_What you will do_:
Separate out the lines that hold "CERES".

┌─ Input material

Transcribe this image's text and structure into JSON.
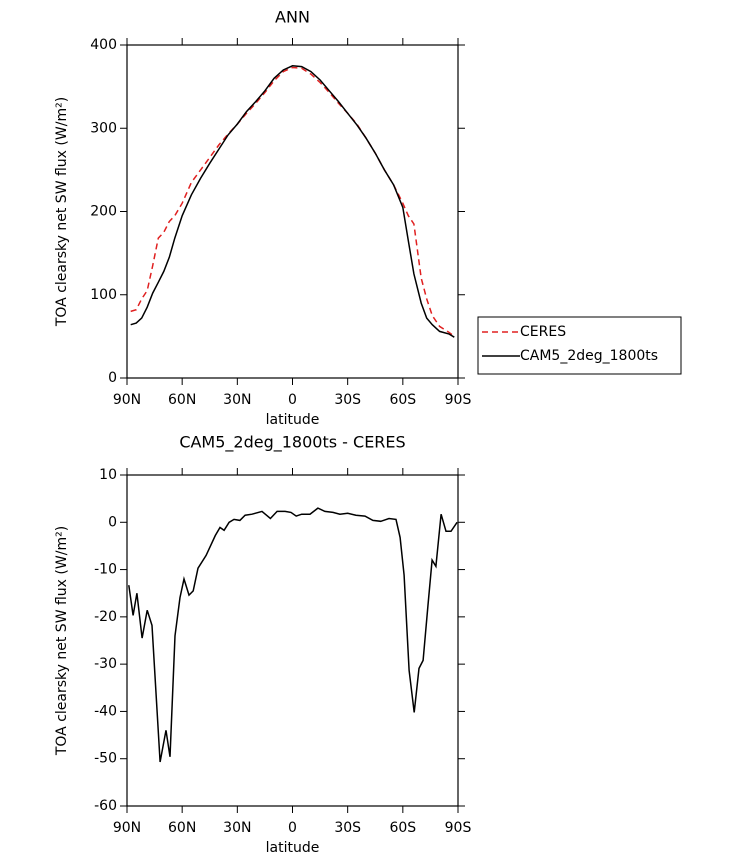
{
  "chart_data": [
    {
      "type": "line",
      "title": "ANN",
      "x_label": "latitude",
      "y_label": "TOA clearsky net SW flux (W/m²)",
      "x": [
        88,
        85,
        82,
        79,
        76,
        73,
        70,
        67,
        64,
        60,
        55,
        50,
        45,
        40,
        35,
        30,
        25,
        20,
        15,
        10,
        5,
        0,
        -5,
        -10,
        -15,
        -20,
        -25,
        -30,
        -35,
        -40,
        -45,
        -50,
        -55,
        -60,
        -63,
        -66,
        -70,
        -73,
        -76,
        -80,
        -85,
        -88
      ],
      "series": [
        {
          "name": "CERES",
          "color": "#e02020",
          "dash": true,
          "values": [
            80,
            82,
            95,
            105,
            135,
            168,
            175,
            188,
            195,
            210,
            235,
            250,
            265,
            280,
            293,
            305,
            318,
            330,
            343,
            357,
            368,
            373,
            372,
            365,
            355,
            343,
            330,
            318,
            305,
            288,
            270,
            250,
            232,
            210,
            195,
            185,
            120,
            95,
            75,
            62,
            55,
            50
          ]
        },
        {
          "name": "CAM5_2deg_1800ts",
          "color": "#000000",
          "dash": false,
          "values": [
            64,
            66,
            72,
            85,
            102,
            115,
            128,
            145,
            168,
            195,
            220,
            240,
            258,
            275,
            292,
            305,
            320,
            332,
            345,
            360,
            370,
            375,
            374,
            368,
            358,
            345,
            332,
            318,
            304,
            288,
            270,
            250,
            232,
            205,
            165,
            125,
            90,
            72,
            64,
            56,
            53,
            49
          ]
        }
      ],
      "xlim": [
        90,
        -90
      ],
      "xticks": [
        {
          "value": 90,
          "label": "90N"
        },
        {
          "value": 60,
          "label": "60N"
        },
        {
          "value": 30,
          "label": "30N"
        },
        0,
        {
          "value": -30,
          "label": "30S"
        },
        {
          "value": -60,
          "label": "60S"
        },
        {
          "value": -90,
          "label": "90S"
        }
      ],
      "ylim": [
        0,
        400
      ],
      "yticks": [
        0,
        100,
        200,
        300,
        400
      ],
      "legend": "right"
    },
    {
      "type": "line",
      "title": "CAM5_2deg_1800ts - CERES",
      "x_label": "latitude",
      "y_label": "TOA clearsky net SW flux (W/m²)",
      "x": [
        89,
        86.7,
        84.6,
        81.8,
        79,
        76.4,
        72,
        68.8,
        66.6,
        63.9,
        61.2,
        59,
        56.3,
        54,
        51.4,
        47,
        42,
        39.4,
        37.2,
        34.5,
        31.8,
        28.6,
        25.8,
        22,
        16.6,
        12,
        8.4,
        4,
        0.8,
        -2,
        -5,
        -9.5,
        -13.8,
        -17.6,
        -22,
        -25.8,
        -30,
        -34.5,
        -39.4,
        -43.7,
        -48,
        -52.5,
        -56.3,
        -58.5,
        -60.7,
        -63.4,
        -66.2,
        -68.8,
        -71,
        -73.7,
        -75.9,
        -78,
        -80.8,
        -83.5,
        -86.2,
        -89.5
      ],
      "series": [
        {
          "color": "#000000",
          "dash": false,
          "values": [
            -13.3,
            -19.7,
            -15,
            -24.5,
            -18.6,
            -21.8,
            -50.7,
            -44,
            -49.6,
            -24,
            -15.9,
            -12,
            -15.4,
            -14.5,
            -9.7,
            -7,
            -2.8,
            -1.1,
            -1.7,
            0,
            0.6,
            0.4,
            1.5,
            1.7,
            2.3,
            0.8,
            2.3,
            2.3,
            2.1,
            1.3,
            1.7,
            1.7,
            3,
            2.3,
            2.1,
            1.7,
            1.9,
            1.5,
            1.3,
            0.4,
            0.2,
            0.8,
            0.6,
            -3.2,
            -11.2,
            -31.3,
            -40.2,
            -30.9,
            -29.2,
            -17.5,
            -8,
            -9.3,
            1.7,
            -1.9,
            -1.9,
            0
          ]
        }
      ],
      "xlim": [
        90,
        -90
      ],
      "xticks": [
        {
          "value": 90,
          "label": "90N"
        },
        {
          "value": 60,
          "label": "60N"
        },
        {
          "value": 30,
          "label": "30N"
        },
        0,
        {
          "value": -30,
          "label": "30S"
        },
        {
          "value": -60,
          "label": "60S"
        },
        {
          "value": -90,
          "label": "90S"
        }
      ],
      "ylim": [
        -60,
        10
      ],
      "yticks": [
        -60,
        -50,
        -40,
        -30,
        -20,
        -10,
        0,
        10
      ]
    }
  ]
}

└─

_Exercise response_:
          "name": "CERES",
      "title": "CAM5_2deg_1800ts - CERES",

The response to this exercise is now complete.